▸ Work to complete
From the entries below, copy every line holding the word "Give".

◆ ◆ ◆ ◆ ◆ ◆ ◆

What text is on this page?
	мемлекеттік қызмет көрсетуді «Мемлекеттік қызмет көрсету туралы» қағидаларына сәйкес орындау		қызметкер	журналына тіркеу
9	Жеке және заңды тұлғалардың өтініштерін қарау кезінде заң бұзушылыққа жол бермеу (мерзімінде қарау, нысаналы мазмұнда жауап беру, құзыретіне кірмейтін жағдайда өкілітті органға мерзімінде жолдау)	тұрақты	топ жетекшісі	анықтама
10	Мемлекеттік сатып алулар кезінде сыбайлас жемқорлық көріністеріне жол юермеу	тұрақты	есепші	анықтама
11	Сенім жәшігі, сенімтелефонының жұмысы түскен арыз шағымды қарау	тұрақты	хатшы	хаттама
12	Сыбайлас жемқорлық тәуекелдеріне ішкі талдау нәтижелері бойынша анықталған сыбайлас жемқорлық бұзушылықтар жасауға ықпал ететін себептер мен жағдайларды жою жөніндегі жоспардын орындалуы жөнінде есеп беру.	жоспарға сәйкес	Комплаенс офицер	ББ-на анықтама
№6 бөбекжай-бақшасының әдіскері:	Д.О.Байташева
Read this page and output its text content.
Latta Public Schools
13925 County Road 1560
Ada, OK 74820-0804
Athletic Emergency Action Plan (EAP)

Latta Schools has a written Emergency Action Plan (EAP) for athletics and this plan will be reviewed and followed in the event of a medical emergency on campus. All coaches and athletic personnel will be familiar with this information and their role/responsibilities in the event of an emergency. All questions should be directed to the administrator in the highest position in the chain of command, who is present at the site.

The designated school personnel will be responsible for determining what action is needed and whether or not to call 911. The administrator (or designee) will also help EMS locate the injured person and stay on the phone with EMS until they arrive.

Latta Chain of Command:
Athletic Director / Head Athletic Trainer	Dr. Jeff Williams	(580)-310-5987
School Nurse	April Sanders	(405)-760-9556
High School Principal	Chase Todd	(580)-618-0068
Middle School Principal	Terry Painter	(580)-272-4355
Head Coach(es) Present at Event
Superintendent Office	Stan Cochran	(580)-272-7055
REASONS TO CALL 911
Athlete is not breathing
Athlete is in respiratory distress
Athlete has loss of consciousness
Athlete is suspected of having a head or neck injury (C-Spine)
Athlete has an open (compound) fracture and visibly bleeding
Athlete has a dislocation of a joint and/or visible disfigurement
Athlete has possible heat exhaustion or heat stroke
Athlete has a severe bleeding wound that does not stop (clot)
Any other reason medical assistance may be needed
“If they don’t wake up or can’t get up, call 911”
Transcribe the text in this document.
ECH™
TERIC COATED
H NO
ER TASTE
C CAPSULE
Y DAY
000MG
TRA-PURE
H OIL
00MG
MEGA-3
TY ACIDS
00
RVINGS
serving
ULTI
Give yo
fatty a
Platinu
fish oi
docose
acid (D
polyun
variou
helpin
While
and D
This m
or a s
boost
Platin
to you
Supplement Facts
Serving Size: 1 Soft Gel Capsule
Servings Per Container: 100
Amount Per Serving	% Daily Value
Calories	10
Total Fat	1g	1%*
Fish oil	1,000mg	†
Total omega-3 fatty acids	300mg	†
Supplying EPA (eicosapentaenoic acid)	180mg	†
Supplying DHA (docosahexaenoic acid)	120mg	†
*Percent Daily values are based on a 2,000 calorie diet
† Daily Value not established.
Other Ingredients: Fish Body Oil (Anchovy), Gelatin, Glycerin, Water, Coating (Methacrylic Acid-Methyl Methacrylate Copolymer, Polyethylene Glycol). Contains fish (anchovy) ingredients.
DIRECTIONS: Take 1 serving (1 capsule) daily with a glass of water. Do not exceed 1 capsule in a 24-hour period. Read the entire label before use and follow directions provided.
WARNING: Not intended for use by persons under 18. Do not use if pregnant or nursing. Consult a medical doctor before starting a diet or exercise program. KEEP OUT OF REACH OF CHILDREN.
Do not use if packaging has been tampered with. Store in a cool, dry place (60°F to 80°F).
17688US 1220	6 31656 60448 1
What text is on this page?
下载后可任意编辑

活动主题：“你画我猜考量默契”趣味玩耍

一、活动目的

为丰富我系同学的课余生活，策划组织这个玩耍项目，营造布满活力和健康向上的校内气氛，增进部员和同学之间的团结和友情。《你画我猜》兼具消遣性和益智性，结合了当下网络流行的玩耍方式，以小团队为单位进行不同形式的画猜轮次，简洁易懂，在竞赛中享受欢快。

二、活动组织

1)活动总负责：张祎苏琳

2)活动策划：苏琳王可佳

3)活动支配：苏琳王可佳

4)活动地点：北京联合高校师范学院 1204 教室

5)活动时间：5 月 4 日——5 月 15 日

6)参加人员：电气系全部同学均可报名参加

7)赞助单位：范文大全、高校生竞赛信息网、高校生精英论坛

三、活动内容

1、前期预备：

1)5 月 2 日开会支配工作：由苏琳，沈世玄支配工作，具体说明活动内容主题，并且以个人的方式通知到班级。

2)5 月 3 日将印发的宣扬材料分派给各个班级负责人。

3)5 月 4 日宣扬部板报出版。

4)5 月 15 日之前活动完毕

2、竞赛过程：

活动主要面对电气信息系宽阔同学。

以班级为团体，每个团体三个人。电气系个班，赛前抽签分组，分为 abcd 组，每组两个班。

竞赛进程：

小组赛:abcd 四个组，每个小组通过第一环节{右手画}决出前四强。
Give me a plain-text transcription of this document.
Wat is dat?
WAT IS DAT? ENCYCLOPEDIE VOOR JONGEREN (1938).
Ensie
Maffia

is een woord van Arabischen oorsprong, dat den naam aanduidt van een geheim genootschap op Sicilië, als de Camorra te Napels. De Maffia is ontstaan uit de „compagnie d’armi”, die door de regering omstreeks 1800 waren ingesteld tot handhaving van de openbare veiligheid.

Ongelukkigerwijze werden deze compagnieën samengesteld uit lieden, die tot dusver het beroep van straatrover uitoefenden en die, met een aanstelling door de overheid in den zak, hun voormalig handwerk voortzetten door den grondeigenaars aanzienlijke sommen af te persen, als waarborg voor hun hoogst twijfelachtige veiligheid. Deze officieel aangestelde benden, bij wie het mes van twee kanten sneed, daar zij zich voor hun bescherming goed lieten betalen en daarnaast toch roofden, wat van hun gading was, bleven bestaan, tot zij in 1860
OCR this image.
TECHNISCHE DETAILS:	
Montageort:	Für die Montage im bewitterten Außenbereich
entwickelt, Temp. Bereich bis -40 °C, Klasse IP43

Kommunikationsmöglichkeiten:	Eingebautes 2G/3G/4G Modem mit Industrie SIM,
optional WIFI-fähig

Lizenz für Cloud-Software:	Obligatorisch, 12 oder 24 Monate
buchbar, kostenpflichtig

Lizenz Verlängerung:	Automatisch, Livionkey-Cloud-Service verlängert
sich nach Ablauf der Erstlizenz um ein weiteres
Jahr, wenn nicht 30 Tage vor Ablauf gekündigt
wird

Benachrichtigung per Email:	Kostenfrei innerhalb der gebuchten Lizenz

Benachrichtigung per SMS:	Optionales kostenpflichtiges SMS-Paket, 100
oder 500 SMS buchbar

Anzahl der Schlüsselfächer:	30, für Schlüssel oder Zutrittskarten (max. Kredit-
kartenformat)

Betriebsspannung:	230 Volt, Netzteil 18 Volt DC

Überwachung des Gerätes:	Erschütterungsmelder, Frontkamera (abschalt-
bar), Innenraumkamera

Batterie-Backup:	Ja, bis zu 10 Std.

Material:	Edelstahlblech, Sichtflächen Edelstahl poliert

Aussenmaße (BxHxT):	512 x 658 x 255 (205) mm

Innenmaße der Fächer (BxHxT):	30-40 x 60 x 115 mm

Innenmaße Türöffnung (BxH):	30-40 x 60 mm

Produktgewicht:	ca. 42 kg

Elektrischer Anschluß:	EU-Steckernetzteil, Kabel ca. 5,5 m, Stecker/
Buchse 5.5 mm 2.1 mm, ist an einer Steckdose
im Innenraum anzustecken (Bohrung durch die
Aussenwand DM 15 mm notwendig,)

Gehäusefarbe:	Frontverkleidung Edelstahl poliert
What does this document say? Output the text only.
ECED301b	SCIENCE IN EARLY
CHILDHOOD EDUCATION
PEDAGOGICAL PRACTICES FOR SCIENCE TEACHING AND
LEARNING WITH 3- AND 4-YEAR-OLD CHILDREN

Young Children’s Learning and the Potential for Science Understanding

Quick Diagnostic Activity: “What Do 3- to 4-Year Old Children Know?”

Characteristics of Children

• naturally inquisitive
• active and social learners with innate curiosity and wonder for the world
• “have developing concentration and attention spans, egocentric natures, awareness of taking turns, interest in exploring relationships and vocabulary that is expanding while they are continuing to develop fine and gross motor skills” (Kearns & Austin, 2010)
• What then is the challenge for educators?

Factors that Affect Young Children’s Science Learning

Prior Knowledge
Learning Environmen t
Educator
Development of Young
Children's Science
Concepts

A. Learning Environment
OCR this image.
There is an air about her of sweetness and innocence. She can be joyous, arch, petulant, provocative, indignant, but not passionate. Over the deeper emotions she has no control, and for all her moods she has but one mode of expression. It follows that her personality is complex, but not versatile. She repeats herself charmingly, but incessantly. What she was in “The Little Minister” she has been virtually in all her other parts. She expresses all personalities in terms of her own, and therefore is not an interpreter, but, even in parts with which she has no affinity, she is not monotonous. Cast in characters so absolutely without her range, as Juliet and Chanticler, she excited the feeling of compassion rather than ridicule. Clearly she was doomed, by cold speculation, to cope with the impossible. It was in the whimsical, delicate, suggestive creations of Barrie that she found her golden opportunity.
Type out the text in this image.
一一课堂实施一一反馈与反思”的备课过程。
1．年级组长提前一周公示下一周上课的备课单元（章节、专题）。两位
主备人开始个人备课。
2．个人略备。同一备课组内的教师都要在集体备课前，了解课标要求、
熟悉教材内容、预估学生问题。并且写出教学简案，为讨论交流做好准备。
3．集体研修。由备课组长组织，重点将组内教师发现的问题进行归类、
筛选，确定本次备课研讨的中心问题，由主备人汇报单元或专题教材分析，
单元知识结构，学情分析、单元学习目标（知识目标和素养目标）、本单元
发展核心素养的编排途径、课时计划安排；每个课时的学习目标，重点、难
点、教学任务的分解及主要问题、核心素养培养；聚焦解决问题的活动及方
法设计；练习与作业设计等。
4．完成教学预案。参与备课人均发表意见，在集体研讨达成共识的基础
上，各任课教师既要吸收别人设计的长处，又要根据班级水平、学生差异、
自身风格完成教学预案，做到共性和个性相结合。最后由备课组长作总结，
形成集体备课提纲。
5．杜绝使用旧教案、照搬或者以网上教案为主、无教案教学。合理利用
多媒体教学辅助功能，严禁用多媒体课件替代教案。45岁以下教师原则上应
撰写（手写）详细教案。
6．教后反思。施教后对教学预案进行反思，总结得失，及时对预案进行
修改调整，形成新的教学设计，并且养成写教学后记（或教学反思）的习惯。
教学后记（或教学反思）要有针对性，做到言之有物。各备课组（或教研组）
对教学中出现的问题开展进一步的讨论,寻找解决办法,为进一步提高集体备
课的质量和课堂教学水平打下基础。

◆ ◆ ◆ ◆ ◆ ◆ ◆

▸ Solution to the exercise
Give yo
Give me a plain-text transcription of this document.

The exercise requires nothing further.